Check each line of the records below and collect those holding "Decision".

* Start Exercise input *

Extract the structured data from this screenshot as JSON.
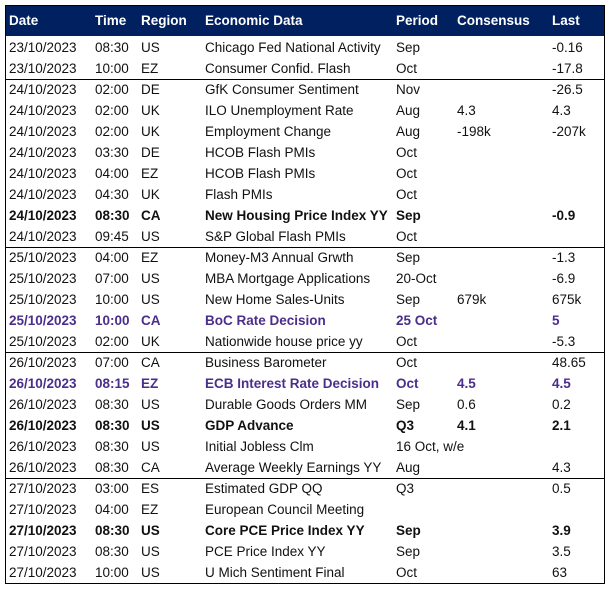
{
  "table": {
    "header": [
      "Date",
      "Time",
      "Region",
      "Economic Data",
      "Period",
      "Consensus",
      "Last"
    ],
    "rows": [
      {
        "cells": [
          "23/10/2023",
          "08:30",
          "US",
          "Chicago Fed National Activity",
          "Sep",
          null,
          "-0.16"
        ],
        "style": "normal"
      },
      {
        "cells": [
          "23/10/2023",
          "10:00",
          "EZ",
          "Consumer Confid. Flash",
          "Oct",
          null,
          "-17.8"
        ],
        "style": "normal"
      },
      {
        "cells": [
          "24/10/2023",
          "02:00",
          "DE",
          "GfK Consumer Sentiment",
          "Nov",
          null,
          "-26.5"
        ],
        "style": "normal"
      },
      {
        "cells": [
          "24/10/2023",
          "02:00",
          "UK",
          "ILO Unemployment Rate",
          "Aug",
          "4.3",
          "4.3"
        ],
        "style": "normal"
      },
      {
        "cells": [
          "24/10/2023",
          "02:00",
          "UK",
          "Employment Change",
          "Aug",
          "-198k",
          "-207k"
        ],
        "style": "normal"
      },
      {
        "cells": [
          "24/10/2023",
          "03:30",
          "DE",
          "HCOB Flash PMIs",
          "Oct",
          null,
          null
        ],
        "style": "normal"
      },
      {
        "cells": [
          "24/10/2023",
          "04:00",
          "EZ",
          "HCOB Flash PMIs",
          "Oct",
          null,
          null
        ],
        "style": "normal"
      },
      {
        "cells": [
          "24/10/2023",
          "04:30",
          "UK",
          "Flash PMIs",
          "Oct",
          null,
          null
        ],
        "style": "normal"
      },
      {
        "cells": [
          "24/10/2023",
          "08:30",
          "CA",
          "New Housing Price Index YY",
          "Sep",
          null,
          "-0.9"
        ],
        "style": "bold"
      },
      {
        "cells": [
          "24/10/2023",
          "09:45",
          "US",
          "S&P Global Flash PMIs",
          "Oct",
          null,
          null
        ],
        "style": "normal"
      },
      {
        "cells": [
          "25/10/2023",
          "04:00",
          "EZ",
          "Money-M3 Annual Grwth",
          "Sep",
          null,
          "-1.3"
        ],
        "style": "normal"
      },
      {
        "cells": [
          "25/10/2023",
          "07:00",
          "US",
          "MBA Mortgage Applications",
          "20-Oct",
          null,
          "-6.9"
        ],
        "style": "normal"
      },
      {
        "cells": [
          "25/10/2023",
          "10:00",
          "US",
          "New Home Sales-Units",
          "Sep",
          "679k",
          "675k"
        ],
        "style": "normal"
      },
      {
        "cells": [
          "25/10/2023",
          "10:00",
          "CA",
          "BoC Rate Decision",
          "25 Oct",
          null,
          "5"
        ],
        "style": "accent"
      },
      {
        "cells": [
          "25/10/2023",
          "02:00",
          "UK",
          "Nationwide house price yy",
          "Oct",
          null,
          "-5.3"
        ],
        "style": "normal"
      },
      {
        "cells": [
          "26/10/2023",
          "07:00",
          "CA",
          "Business Barometer",
          "Oct",
          null,
          "48.65"
        ],
        "style": "normal"
      },
      {
        "cells": [
          "26/10/2023",
          "08:15",
          "EZ",
          "ECB Interest Rate Decision",
          "Oct",
          "4.5",
          "4.5"
        ],
        "style": "accent"
      },
      {
        "cells": [
          "26/10/2023",
          "08:30",
          "US",
          "Durable Goods Orders MM",
          "Sep",
          "0.6",
          "0.2"
        ],
        "style": "normal"
      },
      {
        "cells": [
          "26/10/2023",
          "08:30",
          "US",
          "GDP Advance",
          "Q3",
          "4.1",
          "2.1"
        ],
        "style": "bold"
      },
      {
        "cells": [
          "26/10/2023",
          "08:30",
          "US",
          "Initial Jobless Clm",
          "16 Oct, w/e",
          null,
          null
        ],
        "style": "normal"
      },
      {
        "cells": [
          "26/10/2023",
          "08:30",
          "CA",
          "Average Weekly Earnings YY",
          "Aug",
          null,
          "4.3"
        ],
        "style": "normal"
      },
      {
        "cells": [
          "27/10/2023",
          "03:00",
          "ES",
          "Estimated GDP QQ",
          "Q3",
          null,
          "0.5"
        ],
        "style": "normal"
      },
      {
        "cells": [
          "27/10/2023",
          "04:00",
          "EZ",
          "European Council Meeting",
          null,
          null,
          null
        ],
        "style": "normal"
      },
      {
        "cells": [
          "27/10/2023",
          "08:30",
          "US",
          "Core PCE Price Index YY",
          "Sep",
          null,
          "3.9"
        ],
        "style": "bold"
      },
      {
        "cells": [
          "27/10/2023",
          "08:30",
          "US",
          "PCE Price Index YY",
          "Sep",
          null,
          "3.5"
        ],
        "style": "normal"
      },
      {
        "cells": [
          "27/10/2023",
          "10:00",
          "US",
          "U Mich Sentiment Final",
          "Oct",
          null,
          "63"
        ],
        "style": "normal"
      }
    ]
  }
}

* End Exercise input *

Output of the task:
          "BoC Rate Decision",
          "ECB Interest Rate Decision",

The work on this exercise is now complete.